Task: Without the images, write out the whole listing exactly.

Data lines:

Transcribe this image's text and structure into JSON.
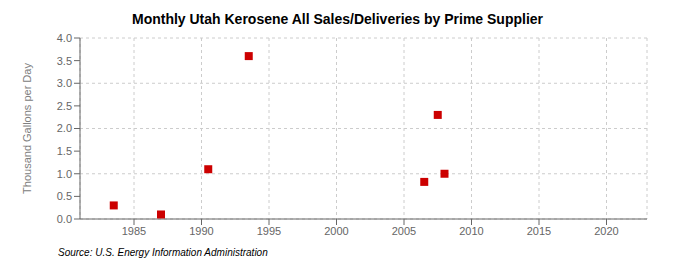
{
  "chart_data": {
    "type": "scatter",
    "title": "Monthly Utah Kerosene All Sales/Deliveries by Prime Supplier",
    "ylabel": "Thousand Gallons per Day",
    "annotation": "Source: U.S. Energy Information Administration",
    "x": [
      1983.5,
      1987.0,
      1990.5,
      1993.5,
      2006.5,
      2007.5,
      2008.0
    ],
    "values": [
      0.3,
      0.1,
      1.1,
      3.6,
      0.82,
      2.3,
      1.0
    ],
    "color": "#cc0000",
    "marker": "square",
    "xlim": [
      1981,
      2023
    ],
    "ylim": [
      0.0,
      4.0
    ],
    "xticks": [
      1985,
      1990,
      1995,
      2000,
      2005,
      2010,
      2015,
      2020
    ],
    "yticks": [
      {
        "value": 0,
        "label": "0.0"
      },
      0.5,
      {
        "value": 1,
        "label": "1.0"
      },
      1.5,
      {
        "value": 2,
        "label": "2.0"
      },
      2.5,
      {
        "value": 3,
        "label": "3.0"
      },
      3.5,
      {
        "value": 4,
        "label": "4.0"
      }
    ],
    "grid": true
  }
}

The response:
Transcribe this image's text and structure into JSON.
{
  "chart_data": {
    "type": "scatter",
    "title": "Monthly Utah Kerosene All Sales/Deliveries by Prime Supplier",
    "ylabel": "Thousand Gallons per Day",
    "annotation": "Source: U.S. Energy Information Administration",
    "x": [
      1983.5,
      1987.0,
      1990.5,
      1993.5,
      2006.5,
      2007.5,
      2008.0
    ],
    "values": [
      0.3,
      0.1,
      1.1,
      3.6,
      0.82,
      2.3,
      1.0
    ],
    "color": "#cc0000",
    "marker": "square",
    "xlim": [
      1981,
      2023
    ],
    "ylim": [
      0.0,
      4.0
    ],
    "xticks": [
      1985,
      1990,
      1995,
      2000,
      2005,
      2010,
      2015,
      2020
    ],
    "yticks": [
      {
        "value": 0,
        "label": "0.0"
      },
      0.5,
      {
        "value": 1,
        "label": "1.0"
      },
      1.5,
      {
        "value": 2,
        "label": "2.0"
      },
      2.5,
      {
        "value": 3,
        "label": "3.0"
      },
      3.5,
      {
        "value": 4,
        "label": "4.0"
      }
    ],
    "grid": true
  }
}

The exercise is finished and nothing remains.